**SUPPLIED INFORMATION:**
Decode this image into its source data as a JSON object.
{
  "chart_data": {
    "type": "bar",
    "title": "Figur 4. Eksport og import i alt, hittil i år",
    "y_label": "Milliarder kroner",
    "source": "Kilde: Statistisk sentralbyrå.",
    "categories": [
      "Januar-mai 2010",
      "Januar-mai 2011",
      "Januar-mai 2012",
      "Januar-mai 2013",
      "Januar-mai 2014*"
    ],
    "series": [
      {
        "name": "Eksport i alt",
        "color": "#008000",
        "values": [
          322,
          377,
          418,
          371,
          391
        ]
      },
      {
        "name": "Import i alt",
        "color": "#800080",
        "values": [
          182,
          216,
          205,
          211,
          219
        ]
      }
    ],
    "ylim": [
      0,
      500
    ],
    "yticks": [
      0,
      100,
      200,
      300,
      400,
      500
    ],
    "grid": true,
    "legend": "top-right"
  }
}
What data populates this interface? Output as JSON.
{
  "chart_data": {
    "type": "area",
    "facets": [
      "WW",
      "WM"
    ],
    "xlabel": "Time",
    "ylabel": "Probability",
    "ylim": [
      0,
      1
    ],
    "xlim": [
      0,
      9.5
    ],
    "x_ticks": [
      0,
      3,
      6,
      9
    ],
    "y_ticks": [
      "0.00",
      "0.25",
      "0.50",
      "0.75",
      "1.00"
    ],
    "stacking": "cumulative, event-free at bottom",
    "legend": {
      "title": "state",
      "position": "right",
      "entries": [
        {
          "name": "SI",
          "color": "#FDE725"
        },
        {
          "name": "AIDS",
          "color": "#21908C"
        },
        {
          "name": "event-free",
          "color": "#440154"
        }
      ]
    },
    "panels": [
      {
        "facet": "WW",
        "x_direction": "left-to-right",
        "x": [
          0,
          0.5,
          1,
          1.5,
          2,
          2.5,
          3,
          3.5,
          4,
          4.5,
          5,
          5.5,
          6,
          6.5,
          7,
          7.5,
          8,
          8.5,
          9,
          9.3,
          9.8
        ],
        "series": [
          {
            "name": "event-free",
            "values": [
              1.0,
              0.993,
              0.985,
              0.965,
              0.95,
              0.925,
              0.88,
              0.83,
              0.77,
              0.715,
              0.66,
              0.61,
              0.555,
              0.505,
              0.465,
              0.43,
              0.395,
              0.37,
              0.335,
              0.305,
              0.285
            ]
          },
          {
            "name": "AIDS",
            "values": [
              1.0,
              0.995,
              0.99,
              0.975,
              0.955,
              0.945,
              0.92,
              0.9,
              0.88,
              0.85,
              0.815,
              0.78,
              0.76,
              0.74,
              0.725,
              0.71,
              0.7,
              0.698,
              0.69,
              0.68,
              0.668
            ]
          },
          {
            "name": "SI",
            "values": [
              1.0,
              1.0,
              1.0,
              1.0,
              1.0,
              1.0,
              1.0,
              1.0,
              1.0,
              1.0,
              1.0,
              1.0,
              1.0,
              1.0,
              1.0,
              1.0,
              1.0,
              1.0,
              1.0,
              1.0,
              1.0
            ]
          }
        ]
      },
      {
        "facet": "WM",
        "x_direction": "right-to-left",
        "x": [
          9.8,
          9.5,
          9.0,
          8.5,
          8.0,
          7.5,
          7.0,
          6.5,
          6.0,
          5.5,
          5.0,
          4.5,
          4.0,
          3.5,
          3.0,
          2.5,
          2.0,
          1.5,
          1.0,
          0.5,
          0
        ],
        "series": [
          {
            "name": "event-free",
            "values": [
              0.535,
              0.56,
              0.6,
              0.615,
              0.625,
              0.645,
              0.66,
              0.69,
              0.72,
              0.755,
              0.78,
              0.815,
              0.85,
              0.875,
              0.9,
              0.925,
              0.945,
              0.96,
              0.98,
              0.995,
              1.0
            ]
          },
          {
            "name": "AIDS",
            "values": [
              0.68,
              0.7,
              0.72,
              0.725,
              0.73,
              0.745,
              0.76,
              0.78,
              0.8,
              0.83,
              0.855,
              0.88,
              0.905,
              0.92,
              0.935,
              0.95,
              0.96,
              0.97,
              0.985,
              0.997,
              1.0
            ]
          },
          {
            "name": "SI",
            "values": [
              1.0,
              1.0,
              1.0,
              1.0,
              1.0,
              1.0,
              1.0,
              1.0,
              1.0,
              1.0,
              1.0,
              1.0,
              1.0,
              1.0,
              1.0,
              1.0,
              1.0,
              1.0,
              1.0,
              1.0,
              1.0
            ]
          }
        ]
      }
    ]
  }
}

**WRITTEN PROBLEM:**
Identify every line holding the word "this" and copy it out.

**SOLUTION TO THE EXERCISE:**
Decode this image into its source data as a JSON object.
What data populates this interface? Output as JSON.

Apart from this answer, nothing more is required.